DESAFIOS:
- A) Transcreva do trecho sobre o desprezo e os rojões a parte entre "Não nada mais" e "menos ainda, provavelmente.", ambos incluídos.
- B) Escreva a continuação do trecho sobre o desprezo e os rojões a partir do ponto em que ele termina.

TRECHO FORNECIDO:
---*---

Não nada mais assustador.
Inda mais depois que descobri que não sou
infenso ao desprezo.
Tudo bem, ninguém é, acho. Mas tenho
certeza de que sou menos que todo mundo.
Até os vinte, trinta no máximo, me achava
imune a coisas desse tipo. Me sentia autossuficiente, vê se pode tamanha
ingenuidade. Taí uma coisa que meus pais deviam ter me ensinado. Filhote, não vá
crescendo pensando que está a salvo do desprezo. Ninguém está. E você, com essa
fucinha de sofredor hipersensível, menos ainda, provavelmente.
Provavelmente, papá e mamã. Nunca mais
quero desprezo na minha vida. Dá pra vir me salvar agora?
Rojão, u-u-u-u-ghhh. Que excelso deleite partilhar da alegria dos corintianos quando o timão ganha. Sabe o que eu mais
queria? Que, quando o craque aquele fizesse aquele golaço, cada um dos
torcedores enfiasse aquele canudo no rabo e detonassem todos num só riscar da
pedra do isqueiro. Minha Zezeí também é fã dessas comemorações animalescas. Tanto
que a cada salva de estampidos se enfia debaixo da cama, pronta pra ter uma síncope
e cair durinha de medo. E, o melhor de tudo, vem aí a copa, que, como todos
sabem, é e sempre foi nossa. Os fabricantes de fogos já devem estar estocando pólvora
às toneladas para o grande evento. Espero sinceramente que nenhum dos
envolvidos nesse esquema de enlouquecer cidadãos pacatos vá pelo ares. Seria uma
judiação. Melhor ainda é que antes da copa teremos os folguedos juninos, assim
não precisaremos esperar tanto para que os alucinados nos deixem ensandecidos a
todos.

---*---

MATERIAL FORNECIDO:
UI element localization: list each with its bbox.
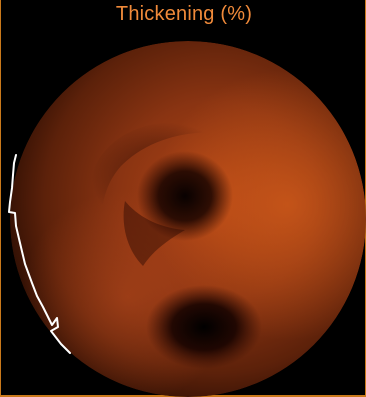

---*---

RESULTADOS DO EXERCÍCIO:
- A)
Não nada mais assustador.
Inda mais depois que descobri que não sou
infenso ao desprezo.
Tudo bem, ninguém é, acho. Mas tenho
certeza de que sou menos que todo mundo.
Até os vinte, trinta no máximo, me achava
imune a coisas desse tipo. Me sentia autossuficiente, vê se pode tamanha
ingenuidade. Taí uma coisa que meus pais deviam ter me ensinado. Filhote, não vá
crescendo pensando que está a salvo do desprezo. Ninguém está. E você, com essa
fucinha de sofredor hipersensível, menos ainda, provavelmente.

- B)
Quanto ao trovão, de minha parte, curto. Pacas.
Ao contrário da minha pobre Zezeí. Ela é muito tontinha e aparentemente não
distingue o estrépito seco e estéril dum rojão e o ribombar bar ar carregado de
poesia duma boa trovoada. Já tentei lhe mostrar a diferença, em vão. Pequena
minha, rojão faz um barulho nojento, puf! e some, tão efêmero quanto aquele
brilhozinho de traque impotente. O trovão, dio mio, o trovão vai ecoando pelo
interior da nuvens a nos presentear cuma imagem gráfica da infinitude dos céus.
Quando o bicho rebenta lá em cima, nos sentimos tão infimozinhos, não é mesmo? Mas
não é à toa, não, minha fofa. Aquele fragor dos infernos é só pra nos mostrar
que, se deus existisse e tivesse uma voz, essa voz seria o trovão. Sim, mais ou
menos como os índios se sentiam antes que os europeus viessem com suas
invencionices cientificóides e vazias.
Quanto ao olhar alheio, não sei bem por
que botei ele na lista. Estou até pensando em deixar esse pra você.
E, quando mais não fosse, enquanto
escrevo vou escutando Peer Gynt e de repente perdi totalmente a vontade de
continuar com a brincadeira.
Sim, taux sabendo, é frustrante. Até que
tava indo bem, não tava?
Olhar alheio... Que é que posso dizer a
respeito?
Acho que no momento, nada. Sorry. Grieg é
sublime e arrebatador, não deixa espaço pra futilidades deste naipe.
E se passasse a bola pra você?
Que tal?
A mim, olhar alheio causa um indefinível,
infindável frisson, podia passar a noite falando dele.
Prefere bastão? Sem crise.
Toma aí.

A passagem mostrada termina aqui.